- STATED PROBLEM
Copy all the entries word for word, but omit the pictures.

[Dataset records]
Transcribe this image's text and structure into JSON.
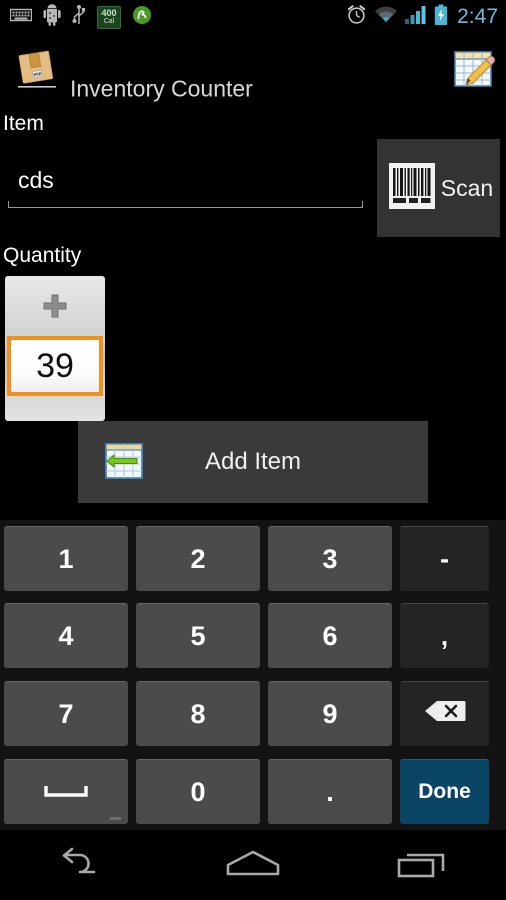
{
  "status_bar": {
    "left_icons": [
      {
        "name": "keyboard-icon",
        "glyph": "keyboard"
      },
      {
        "name": "android-debug-icon",
        "glyph": "android"
      },
      {
        "name": "usb-icon",
        "glyph": "usb"
      },
      {
        "name": "calorie-badge-icon",
        "value": "400",
        "unit": "Cal"
      },
      {
        "name": "evernote-icon",
        "glyph": "evernote"
      }
    ],
    "right_icons": [
      {
        "name": "alarm-icon"
      },
      {
        "name": "wifi-icon"
      },
      {
        "name": "cellular-signal-icon"
      },
      {
        "name": "battery-charging-icon"
      }
    ],
    "clock": "2:47"
  },
  "action_bar": {
    "app_icon": "package-box-icon",
    "title": "Inventory Counter",
    "action_icon": "spreadsheet-edit-icon"
  },
  "form": {
    "item": {
      "label": "Item",
      "value": "cds",
      "placeholder": ""
    },
    "scan": {
      "label": "Scan",
      "icon": "barcode-icon"
    },
    "quantity": {
      "label": "Quantity",
      "value": "39",
      "increment_glyph": "+",
      "increment_name": "increment-button",
      "decrement_name": "decrement-button"
    },
    "add_item": {
      "label": "Add Item",
      "icon": "spreadsheet-import-icon"
    }
  },
  "keyboard": {
    "rows": [
      [
        {
          "name": "key-1",
          "label": "1",
          "type": "num"
        },
        {
          "name": "key-2",
          "label": "2",
          "type": "num"
        },
        {
          "name": "key-3",
          "label": "3",
          "type": "num"
        },
        {
          "name": "key-minus",
          "label": "-",
          "type": "fn"
        }
      ],
      [
        {
          "name": "key-4",
          "label": "4",
          "type": "num"
        },
        {
          "name": "key-5",
          "label": "5",
          "type": "num"
        },
        {
          "name": "key-6",
          "label": "6",
          "type": "num"
        },
        {
          "name": "key-comma",
          "label": ",",
          "type": "fn"
        }
      ],
      [
        {
          "name": "key-7",
          "label": "7",
          "type": "num"
        },
        {
          "name": "key-8",
          "label": "8",
          "type": "num"
        },
        {
          "name": "key-9",
          "label": "9",
          "type": "num"
        },
        {
          "name": "key-backspace",
          "label": "",
          "type": "fn",
          "icon": "backspace-icon"
        }
      ],
      [
        {
          "name": "key-space",
          "label": "",
          "type": "num",
          "icon": "space-icon"
        },
        {
          "name": "key-0",
          "label": "0",
          "type": "num"
        },
        {
          "name": "key-period",
          "label": ".",
          "type": "num"
        },
        {
          "name": "key-done",
          "label": "Done",
          "type": "done"
        }
      ]
    ]
  },
  "nav_bar": {
    "buttons": [
      {
        "name": "nav-back-button",
        "icon": "back-arrow-icon"
      },
      {
        "name": "nav-home-button",
        "icon": "home-icon"
      },
      {
        "name": "nav-recents-button",
        "icon": "recents-icon"
      }
    ]
  },
  "colors": {
    "accent_orange": "#f0901f",
    "done_blue": "#0b4566",
    "key_gray": "#4b4b4b",
    "key_dark": "#242424",
    "clock_blue": "#6fb8e0"
  }
}
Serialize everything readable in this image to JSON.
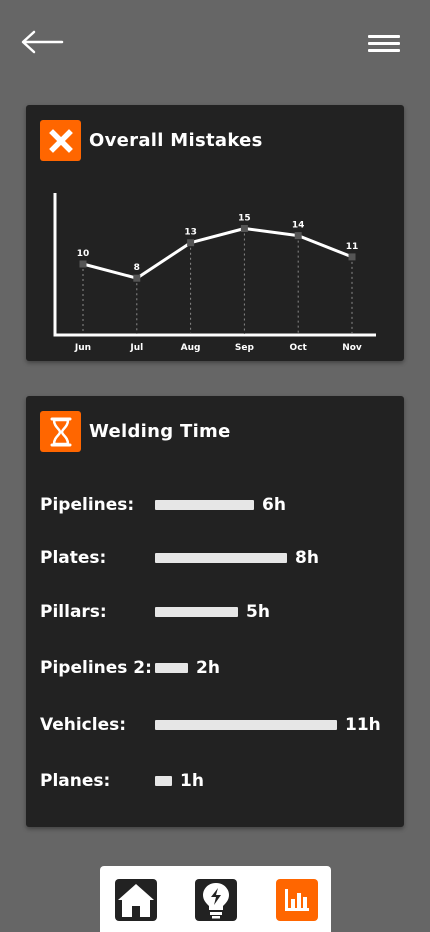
{
  "header": {
    "back_icon": "arrow-left-icon",
    "menu_icon": "hamburger-menu-icon"
  },
  "mistakes": {
    "title": "Overall Mistakes",
    "icon": "x-mark-icon",
    "chart_data": {
      "type": "line",
      "title": "",
      "categories": [
        "Jun",
        "Jul",
        "Aug",
        "Sep",
        "Oct",
        "Nov"
      ],
      "values": [
        10,
        8,
        13,
        15,
        14,
        11
      ],
      "ylim": [
        0,
        20
      ],
      "grid": false,
      "data_labels": true
    }
  },
  "welding": {
    "title": "Welding Time",
    "icon": "hourglass-icon",
    "rows": [
      {
        "label": "Pipelines:",
        "hours": 6,
        "value": "6h"
      },
      {
        "label": "Plates:",
        "hours": 8,
        "value": "8h"
      },
      {
        "label": "Pillars:",
        "hours": 5,
        "value": "5h"
      },
      {
        "label": "Pipelines 2:",
        "hours": 2,
        "value": "2h"
      },
      {
        "label": "Vehicles:",
        "hours": 11,
        "value": "11h"
      },
      {
        "label": "Planes:",
        "hours": 1,
        "value": "1h"
      }
    ]
  },
  "nav": {
    "items": [
      {
        "icon": "home-icon",
        "active": false
      },
      {
        "icon": "lightbulb-icon",
        "active": false
      },
      {
        "icon": "bar-chart-icon",
        "active": true
      }
    ]
  },
  "colors": {
    "background": "#666666",
    "card": "#222222",
    "accent": "#ff6600",
    "bar": "#e6e6e6"
  }
}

- RESULT
Transcribe this image's text and structure into JSON.
{
  "status_bar": {
    "left_icons": [
      {
        "name": "keyboard-icon",
        "glyph": "keyboard"
      },
      {
        "name": "android-debug-icon",
        "glyph": "android"
      },
      {
        "name": "usb-icon",
        "glyph": "usb"
      },
      {
        "name": "calorie-badge-icon",
        "value": "400",
        "unit": "Cal"
      },
      {
        "name": "evernote-icon",
        "glyph": "evernote"
      }
    ],
    "right_icons": [
      {
        "name": "alarm-icon"
      },
      {
        "name": "wifi-icon"
      },
      {
        "name": "cellular-signal-icon"
      },
      {
        "name": "battery-charging-icon"
      }
    ],
    "clock": "2:47"
  },
  "action_bar": {
    "app_icon": "package-box-icon",
    "title": "Inventory Counter",
    "action_icon": "spreadsheet-edit-icon"
  },
  "form": {
    "item": {
      "label": "Item",
      "value": "cds",
      "placeholder": ""
    },
    "scan": {
      "label": "Scan",
      "icon": "barcode-icon"
    },
    "quantity": {
      "label": "Quantity",
      "value": "39",
      "increment_glyph": "+",
      "increment_name": "increment-button",
      "decrement_name": "decrement-button"
    },
    "add_item": {
      "label": "Add Item",
      "icon": "spreadsheet-import-icon"
    }
  },
  "keyboard": {
    "rows": [
      [
        {
          "name": "key-1",
          "label": "1",
          "type": "num"
        },
        {
          "name": "key-2",
          "label": "2",
          "type": "num"
        },
        {
          "name": "key-3",
          "label": "3",
          "type": "num"
        },
        {
          "name": "key-minus",
          "label": "-",
          "type": "fn"
        }
      ],
      [
        {
          "name": "key-4",
          "label": "4",
          "type": "num"
        },
        {
          "name": "key-5",
          "label": "5",
          "type": "num"
        },
        {
          "name": "key-6",
          "label": "6",
          "type": "num"
        },
        {
          "name": "key-comma",
          "label": ",",
          "type": "fn"
        }
      ],
      [
        {
          "name": "key-7",
          "label": "7",
          "type": "num"
        },
        {
          "name": "key-8",
          "label": "8",
          "type": "num"
        },
        {
          "name": "key-9",
          "label": "9",
          "type": "num"
        },
        {
          "name": "key-backspace",
          "label": "",
          "type": "fn",
          "icon": "backspace-icon"
        }
      ],
      [
        {
          "name": "key-space",
          "label": "",
          "type": "num",
          "icon": "space-icon"
        },
        {
          "name": "key-0",
          "label": "0",
          "type": "num"
        },
        {
          "name": "key-period",
          "label": ".",
          "type": "num"
        },
        {
          "name": "key-done",
          "label": "Done",
          "type": "done"
        }
      ]
    ]
  },
  "nav_bar": {
    "buttons": [
      {
        "name": "nav-back-button",
        "icon": "back-arrow-icon"
      },
      {
        "name": "nav-home-button",
        "icon": "home-icon"
      },
      {
        "name": "nav-recents-button",
        "icon": "recents-icon"
      }
    ]
  },
  "colors": {
    "accent_orange": "#f0901f",
    "done_blue": "#0b4566",
    "key_gray": "#4b4b4b",
    "key_dark": "#242424",
    "clock_blue": "#6fb8e0"
  }
}
Serialize everything readable in this image to JSON.
{
  "header": {
    "back_icon": "arrow-left-icon",
    "menu_icon": "hamburger-menu-icon"
  },
  "mistakes": {
    "title": "Overall Mistakes",
    "icon": "x-mark-icon",
    "chart_data": {
      "type": "line",
      "title": "",
      "categories": [
        "Jun",
        "Jul",
        "Aug",
        "Sep",
        "Oct",
        "Nov"
      ],
      "values": [
        10,
        8,
        13,
        15,
        14,
        11
      ],
      "ylim": [
        0,
        20
      ],
      "grid": false,
      "data_labels": true
    }
  },
  "welding": {
    "title": "Welding Time",
    "icon": "hourglass-icon",
    "rows": [
      {
        "label": "Pipelines:",
        "hours": 6,
        "value": "6h"
      },
      {
        "label": "Plates:",
        "hours": 8,
        "value": "8h"
      },
      {
        "label": "Pillars:",
        "hours": 5,
        "value": "5h"
      },
      {
        "label": "Pipelines 2:",
        "hours": 2,
        "value": "2h"
      },
      {
        "label": "Vehicles:",
        "hours": 11,
        "value": "11h"
      },
      {
        "label": "Planes:",
        "hours": 1,
        "value": "1h"
      }
    ]
  },
  "nav": {
    "items": [
      {
        "icon": "home-icon",
        "active": false
      },
      {
        "icon": "lightbulb-icon",
        "active": false
      },
      {
        "icon": "bar-chart-icon",
        "active": true
      }
    ]
  },
  "colors": {
    "background": "#666666",
    "card": "#222222",
    "accent": "#ff6600",
    "bar": "#e6e6e6"
  }
}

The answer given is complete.